» Data rows:
###

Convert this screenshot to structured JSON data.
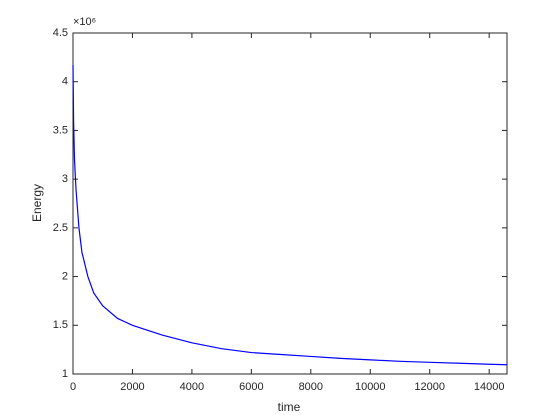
{
  "chart_data": {
    "type": "line",
    "x_label": "time",
    "y_label": "Energy",
    "y_exponent_label": "×10⁶",
    "x": [
      0,
      20,
      50,
      100,
      200,
      300,
      500,
      700,
      1000,
      1500,
      2000,
      3000,
      4000,
      5000,
      6000,
      7000,
      8000,
      9000,
      10000,
      11000,
      12000,
      13000,
      14000,
      14600
    ],
    "series": [
      {
        "name": "Energy",
        "color": "#0000ff",
        "values": [
          4.17,
          3.6,
          3.2,
          2.9,
          2.5,
          2.25,
          2.0,
          1.83,
          1.7,
          1.57,
          1.5,
          1.4,
          1.32,
          1.26,
          1.22,
          1.2,
          1.18,
          1.16,
          1.145,
          1.13,
          1.12,
          1.11,
          1.1,
          1.095
        ]
      }
    ],
    "xlim": [
      0,
      14600
    ],
    "xticks": [
      0,
      2000,
      4000,
      6000,
      8000,
      10000,
      12000,
      14000
    ],
    "ylim": [
      1,
      4.5
    ],
    "yticks": [
      1,
      1.5,
      2,
      2.5,
      3,
      3.5,
      4,
      4.5
    ],
    "grid": false
  }
}
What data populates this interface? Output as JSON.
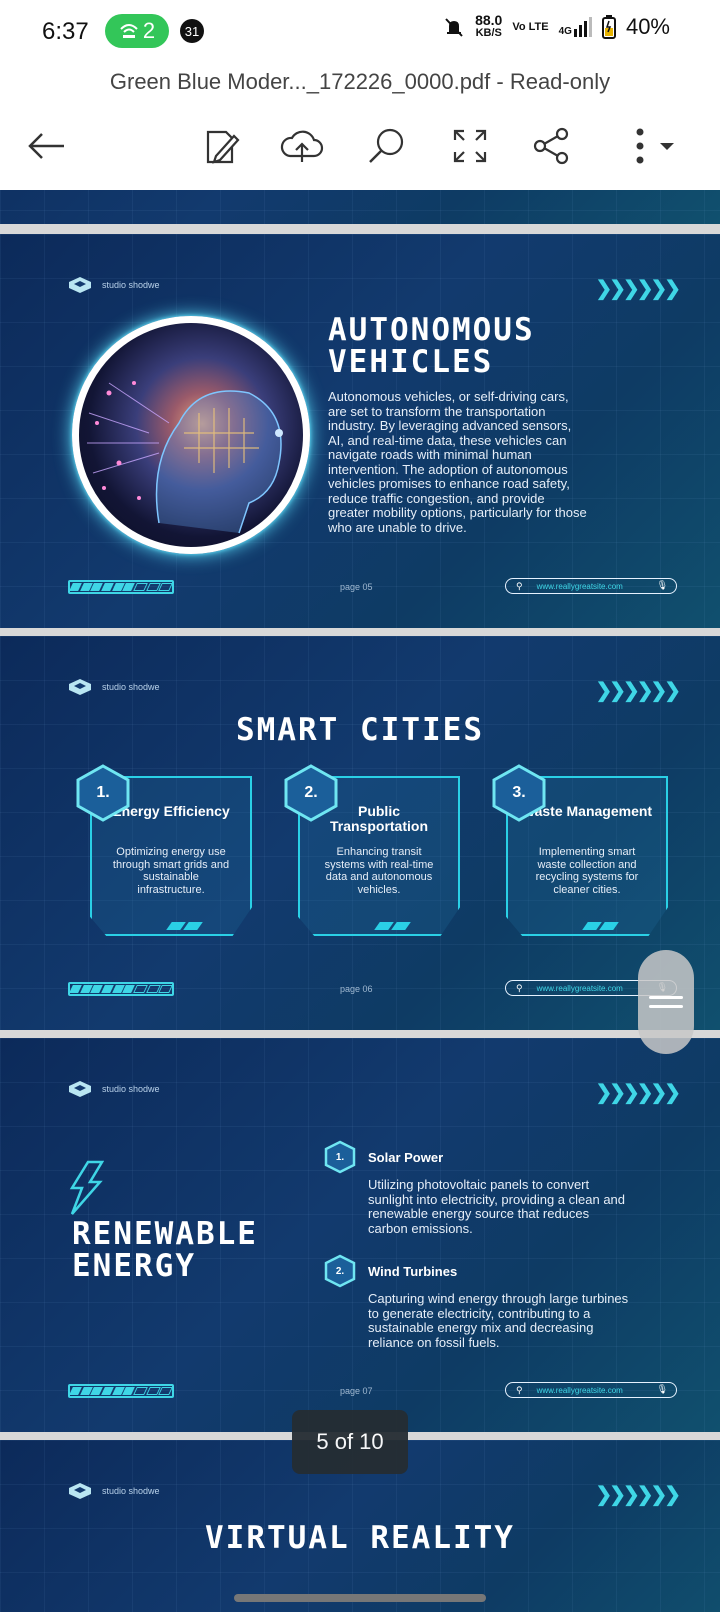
{
  "status": {
    "time": "6:37",
    "hotspot_count": "2",
    "notification_count": "31",
    "speed_value": "88.0",
    "speed_unit": "KB/S",
    "volte": "Vo LTE",
    "network": "4G",
    "battery": "40%"
  },
  "document": {
    "title": "Green Blue Moder..._172226_0000.pdf - Read-only"
  },
  "toolbar": {
    "icons": [
      "back-arrow-icon",
      "edit-icon",
      "cloud-upload-icon",
      "search-icon",
      "fullscreen-icon",
      "share-icon",
      "more-icon"
    ]
  },
  "slides": {
    "brand": "studio shodwe",
    "url": "www.reallygreatsite.com",
    "autonomous": {
      "title_line1": "AUTONOMOUS",
      "title_line2": "VEHICLES",
      "body": "Autonomous vehicles, or self-driving cars, are set to transform the transportation industry. By leveraging advanced sensors, AI, and real-time data, these vehicles can navigate roads with minimal human intervention. The adoption of autonomous vehicles promises to enhance road safety, reduce traffic congestion, and provide greater mobility options, particularly for those who are unable to drive.",
      "page": "page 05"
    },
    "smart_cities": {
      "title": "SMART CITIES",
      "page": "page 06",
      "cards": [
        {
          "num": "1.",
          "title": "Energy Efficiency",
          "body": "Optimizing energy use through smart grids and sustainable infrastructure."
        },
        {
          "num": "2.",
          "title": "Public Transportation",
          "body": "Enhancing transit systems with real-time data and autonomous vehicles."
        },
        {
          "num": "3.",
          "title": "Waste Management",
          "body": "Implementing smart waste collection and recycling systems for cleaner cities."
        }
      ]
    },
    "renewable": {
      "title_line1": "RENEWABLE",
      "title_line2": "ENERGY",
      "page": "page 07",
      "items": [
        {
          "num": "1.",
          "title": "Solar Power",
          "body": "Utilizing photovoltaic panels to convert sunlight into electricity, providing a clean and renewable energy source that reduces carbon emissions."
        },
        {
          "num": "2.",
          "title": "Wind Turbines",
          "body": "Capturing wind energy through large turbines to generate electricity, contributing to a sustainable energy mix and decreasing reliance on fossil fuels."
        }
      ]
    },
    "virtual": {
      "title": "VIRTUAL REALITY"
    }
  },
  "page_indicator": "5 of 10",
  "colors": {
    "accent": "#3fd6e6",
    "slide_bg": "#123a6e"
  }
}
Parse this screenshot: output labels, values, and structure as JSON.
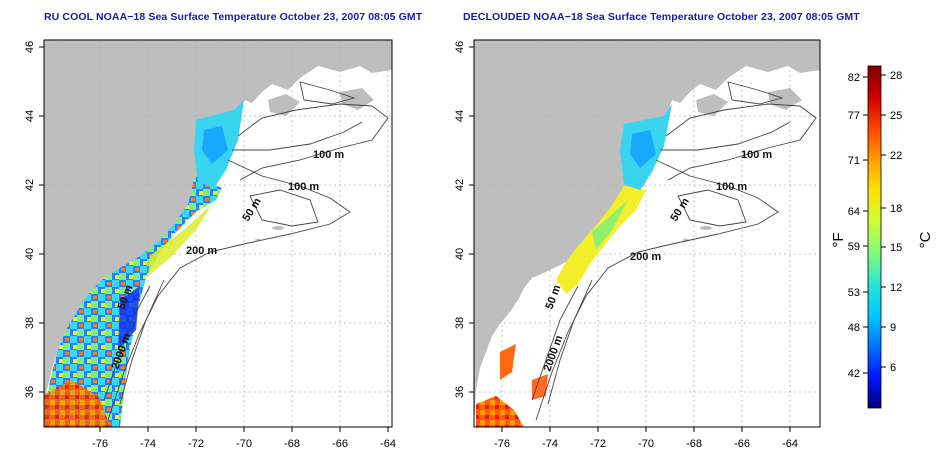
{
  "left_panel": {
    "title": "RU COOL NOAA−18 Sea Surface Temperature October 23, 2007 08:05 GMT",
    "contour_labels": [
      "100 m",
      "100 m",
      "50 m",
      "200 m",
      "50 m",
      "2000 m"
    ]
  },
  "right_panel": {
    "title": "DECLOUDED NOAA−18 Sea Surface Temperature October 23, 2007 08:05 GMT",
    "contour_labels": [
      "100 m",
      "100 m",
      "50 m",
      "200 m",
      "50 m",
      "2000 m"
    ]
  },
  "axes": {
    "lon_ticks": [
      "-76",
      "-74",
      "-72",
      "-70",
      "-68",
      "-66",
      "-64"
    ],
    "lat_ticks": [
      "36",
      "38",
      "40",
      "42",
      "44",
      "46"
    ]
  },
  "colorbar": {
    "fahrenheit_unit": "°F",
    "celsius_unit": "°C",
    "fahrenheit_ticks": [
      "82",
      "77",
      "71",
      "64",
      "59",
      "53",
      "48",
      "42"
    ],
    "celsius_ticks": [
      "28",
      "25",
      "22",
      "18",
      "15",
      "12",
      "9",
      "6"
    ],
    "colors": [
      "#00007a",
      "#0015ff",
      "#0072ff",
      "#00c8ff",
      "#29e3d6",
      "#7dfc7f",
      "#d1fc2e",
      "#ffe000",
      "#ff9b00",
      "#ff4400",
      "#cc0000",
      "#800000"
    ]
  }
}
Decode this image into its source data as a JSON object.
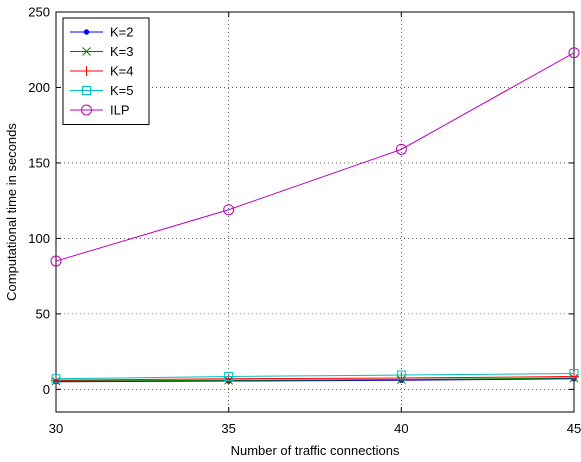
{
  "chart_data": {
    "type": "line",
    "xlabel": "Number of traffic connections",
    "ylabel": "Computational time in seconds",
    "x": [
      30,
      35,
      40,
      45
    ],
    "xlim": [
      30,
      45
    ],
    "ylim": [
      -15,
      250
    ],
    "xticks": [
      30,
      35,
      40,
      45
    ],
    "yticks": [
      0,
      50,
      100,
      150,
      200,
      250
    ],
    "grid": true,
    "legend_position": "top-left",
    "series": [
      {
        "name": "K=2",
        "values": [
          5,
          5.5,
          6,
          7
        ],
        "color": "#0000ff",
        "marker": "dot"
      },
      {
        "name": "K=3",
        "values": [
          5.5,
          6,
          6.5,
          7.5
        ],
        "color": "#007f00",
        "marker": "x"
      },
      {
        "name": "K=4",
        "values": [
          6,
          7,
          7.5,
          8.5
        ],
        "color": "#ff0000",
        "marker": "plus"
      },
      {
        "name": "K=5",
        "values": [
          7,
          8.5,
          9.5,
          10.5
        ],
        "color": "#00bfbf",
        "marker": "square"
      },
      {
        "name": "ILP",
        "values": [
          85,
          119,
          159,
          223
        ],
        "color": "#bf00bf",
        "marker": "circle"
      }
    ]
  }
}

###

» Work to complete: Repeat the data above exactly, but not the pictures.

» Task response:
Convert this screenshot to structured JSON data.
{
  "chart_data": {
    "type": "line",
    "x_label": "time",
    "y_label": "Energy",
    "y_exponent_label": "×10⁶",
    "x": [
      0,
      20,
      50,
      100,
      200,
      300,
      500,
      700,
      1000,
      1500,
      2000,
      3000,
      4000,
      5000,
      6000,
      7000,
      8000,
      9000,
      10000,
      11000,
      12000,
      13000,
      14000,
      14600
    ],
    "series": [
      {
        "name": "Energy",
        "color": "#0000ff",
        "values": [
          4.17,
          3.6,
          3.2,
          2.9,
          2.5,
          2.25,
          2.0,
          1.83,
          1.7,
          1.57,
          1.5,
          1.4,
          1.32,
          1.26,
          1.22,
          1.2,
          1.18,
          1.16,
          1.145,
          1.13,
          1.12,
          1.11,
          1.1,
          1.095
        ]
      }
    ],
    "xlim": [
      0,
      14600
    ],
    "xticks": [
      0,
      2000,
      4000,
      6000,
      8000,
      10000,
      12000,
      14000
    ],
    "ylim": [
      1,
      4.5
    ],
    "yticks": [
      1,
      1.5,
      2,
      2.5,
      3,
      3.5,
      4,
      4.5
    ],
    "grid": false
  }
}
What data populates this interface? Output as JSON.
{
  "status": {
    "time": "6:37",
    "hotspot_count": "2",
    "notification_count": "31",
    "speed_value": "88.0",
    "speed_unit": "KB/S",
    "volte": "Vo LTE",
    "network": "4G",
    "battery": "40%"
  },
  "document": {
    "title": "Green Blue Moder..._172226_0000.pdf - Read-only"
  },
  "toolbar": {
    "icons": [
      "back-arrow-icon",
      "edit-icon",
      "cloud-upload-icon",
      "search-icon",
      "fullscreen-icon",
      "share-icon",
      "more-icon"
    ]
  },
  "slides": {
    "brand": "studio shodwe",
    "url": "www.reallygreatsite.com",
    "autonomous": {
      "title_line1": "AUTONOMOUS",
      "title_line2": "VEHICLES",
      "body": "Autonomous vehicles, or self-driving cars, are set to transform the transportation industry. By leveraging advanced sensors, AI, and real-time data, these vehicles can navigate roads with minimal human intervention. The adoption of autonomous vehicles promises to enhance road safety, reduce traffic congestion, and provide greater mobility options, particularly for those who are unable to drive.",
      "page": "page 05"
    },
    "smart_cities": {
      "title": "SMART CITIES",
      "page": "page 06",
      "cards": [
        {
          "num": "1.",
          "title": "Energy Efficiency",
          "body": "Optimizing energy use through smart grids and sustainable infrastructure."
        },
        {
          "num": "2.",
          "title": "Public Transportation",
          "body": "Enhancing transit systems with real-time data and autonomous vehicles."
        },
        {
          "num": "3.",
          "title": "Waste Management",
          "body": "Implementing smart waste collection and recycling systems for cleaner cities."
        }
      ]
    },
    "renewable": {
      "title_line1": "RENEWABLE",
      "title_line2": "ENERGY",
      "page": "page 07",
      "items": [
        {
          "num": "1.",
          "title": "Solar Power",
          "body": "Utilizing photovoltaic panels to convert sunlight into electricity, providing a clean and renewable energy source that reduces carbon emissions."
        },
        {
          "num": "2.",
          "title": "Wind Turbines",
          "body": "Capturing wind energy through large turbines to generate electricity, contributing to a sustainable energy mix and decreasing reliance on fossil fuels."
        }
      ]
    },
    "virtual": {
      "title": "VIRTUAL REALITY"
    }
  },
  "page_indicator": "5 of 10",
  "colors": {
    "accent": "#3fd6e6",
    "slide_bg": "#123a6e"
  }
}
Parse this screenshot: output labels, values, and structure as JSON.
{
  "left_panel": {
    "title": "RU COOL NOAA−18 Sea Surface Temperature October 23, 2007 08:05 GMT",
    "contour_labels": [
      "100 m",
      "100 m",
      "50 m",
      "200 m",
      "50 m",
      "2000 m"
    ]
  },
  "right_panel": {
    "title": "DECLOUDED NOAA−18 Sea Surface Temperature October 23, 2007 08:05 GMT",
    "contour_labels": [
      "100 m",
      "100 m",
      "50 m",
      "200 m",
      "50 m",
      "2000 m"
    ]
  },
  "axes": {
    "lon_ticks": [
      "-76",
      "-74",
      "-72",
      "-70",
      "-68",
      "-66",
      "-64"
    ],
    "lat_ticks": [
      "36",
      "38",
      "40",
      "42",
      "44",
      "46"
    ]
  },
  "colorbar": {
    "fahrenheit_unit": "°F",
    "celsius_unit": "°C",
    "fahrenheit_ticks": [
      "82",
      "77",
      "71",
      "64",
      "59",
      "53",
      "48",
      "42"
    ],
    "celsius_ticks": [
      "28",
      "25",
      "22",
      "18",
      "15",
      "12",
      "9",
      "6"
    ],
    "colors": [
      "#00007a",
      "#0015ff",
      "#0072ff",
      "#00c8ff",
      "#29e3d6",
      "#7dfc7f",
      "#d1fc2e",
      "#ffe000",
      "#ff9b00",
      "#ff4400",
      "#cc0000",
      "#800000"
    ]
  }
}
Decode this image into its source data as a JSON object.
{
  "chart_data": {
    "type": "line",
    "xlabel": "Number of traffic connections",
    "ylabel": "Computational time in seconds",
    "x": [
      30,
      35,
      40,
      45
    ],
    "xlim": [
      30,
      45
    ],
    "ylim": [
      -15,
      250
    ],
    "xticks": [
      30,
      35,
      40,
      45
    ],
    "yticks": [
      0,
      50,
      100,
      150,
      200,
      250
    ],
    "grid": true,
    "legend_position": "top-left",
    "series": [
      {
        "name": "K=2",
        "values": [
          5,
          5.5,
          6,
          7
        ],
        "color": "#0000ff",
        "marker": "dot"
      },
      {
        "name": "K=3",
        "values": [
          5.5,
          6,
          6.5,
          7.5
        ],
        "color": "#007f00",
        "marker": "x"
      },
      {
        "name": "K=4",
        "values": [
          6,
          7,
          7.5,
          8.5
        ],
        "color": "#ff0000",
        "marker": "plus"
      },
      {
        "name": "K=5",
        "values": [
          7,
          8.5,
          9.5,
          10.5
        ],
        "color": "#00bfbf",
        "marker": "square"
      },
      {
        "name": "ILP",
        "values": [
          85,
          119,
          159,
          223
        ],
        "color": "#bf00bf",
        "marker": "circle"
      }
    ]
  }
}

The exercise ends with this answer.